━━━━━ INPUT

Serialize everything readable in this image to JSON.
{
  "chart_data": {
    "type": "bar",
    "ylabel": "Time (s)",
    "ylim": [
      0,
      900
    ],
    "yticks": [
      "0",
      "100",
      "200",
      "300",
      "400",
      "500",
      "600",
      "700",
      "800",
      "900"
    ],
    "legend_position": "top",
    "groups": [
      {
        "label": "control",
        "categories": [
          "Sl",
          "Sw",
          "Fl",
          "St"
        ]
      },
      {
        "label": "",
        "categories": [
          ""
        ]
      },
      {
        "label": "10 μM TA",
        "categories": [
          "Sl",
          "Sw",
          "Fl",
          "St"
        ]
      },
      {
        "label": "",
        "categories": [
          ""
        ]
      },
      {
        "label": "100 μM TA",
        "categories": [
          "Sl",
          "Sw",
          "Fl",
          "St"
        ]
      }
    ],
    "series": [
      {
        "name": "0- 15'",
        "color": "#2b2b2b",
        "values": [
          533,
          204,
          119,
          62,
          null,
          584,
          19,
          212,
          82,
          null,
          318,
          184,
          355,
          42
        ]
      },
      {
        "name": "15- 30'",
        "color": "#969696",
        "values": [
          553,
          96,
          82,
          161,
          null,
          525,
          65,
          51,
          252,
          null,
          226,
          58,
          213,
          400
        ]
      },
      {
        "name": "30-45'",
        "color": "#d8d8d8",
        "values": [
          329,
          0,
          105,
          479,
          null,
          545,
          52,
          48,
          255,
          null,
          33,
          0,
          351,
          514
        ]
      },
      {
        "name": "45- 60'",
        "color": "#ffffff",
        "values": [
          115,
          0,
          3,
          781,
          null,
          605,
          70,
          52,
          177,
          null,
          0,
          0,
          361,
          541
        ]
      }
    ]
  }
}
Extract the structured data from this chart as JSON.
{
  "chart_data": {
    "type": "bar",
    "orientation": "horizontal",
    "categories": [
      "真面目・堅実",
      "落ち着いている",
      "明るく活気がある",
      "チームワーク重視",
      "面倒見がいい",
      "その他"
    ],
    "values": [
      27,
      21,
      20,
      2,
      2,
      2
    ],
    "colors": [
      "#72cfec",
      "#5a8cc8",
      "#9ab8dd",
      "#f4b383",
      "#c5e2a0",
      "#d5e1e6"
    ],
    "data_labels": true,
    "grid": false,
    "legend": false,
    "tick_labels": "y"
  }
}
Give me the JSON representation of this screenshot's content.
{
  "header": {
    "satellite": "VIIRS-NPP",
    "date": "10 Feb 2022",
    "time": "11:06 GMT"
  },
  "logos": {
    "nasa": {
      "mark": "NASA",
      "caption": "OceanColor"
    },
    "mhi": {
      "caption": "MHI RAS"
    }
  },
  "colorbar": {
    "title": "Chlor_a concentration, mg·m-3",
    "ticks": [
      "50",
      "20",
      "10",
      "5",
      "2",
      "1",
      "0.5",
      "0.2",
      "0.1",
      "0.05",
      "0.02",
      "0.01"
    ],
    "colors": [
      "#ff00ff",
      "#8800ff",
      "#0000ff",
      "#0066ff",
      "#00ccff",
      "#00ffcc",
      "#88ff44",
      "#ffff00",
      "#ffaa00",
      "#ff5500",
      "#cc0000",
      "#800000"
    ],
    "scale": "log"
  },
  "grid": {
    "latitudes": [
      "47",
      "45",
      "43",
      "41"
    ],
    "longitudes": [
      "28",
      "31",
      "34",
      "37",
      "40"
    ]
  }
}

━━━━━━━━━━

§ **EXERCISE PROMPT**
Pick out every line above that contains the word "name" and copy it.

§ **RESULT OF THE EXERCISE**
        "name": "0- 15'",
        "name": "15- 30'",
        "name": "30-45'",
        "name": "45- 60'",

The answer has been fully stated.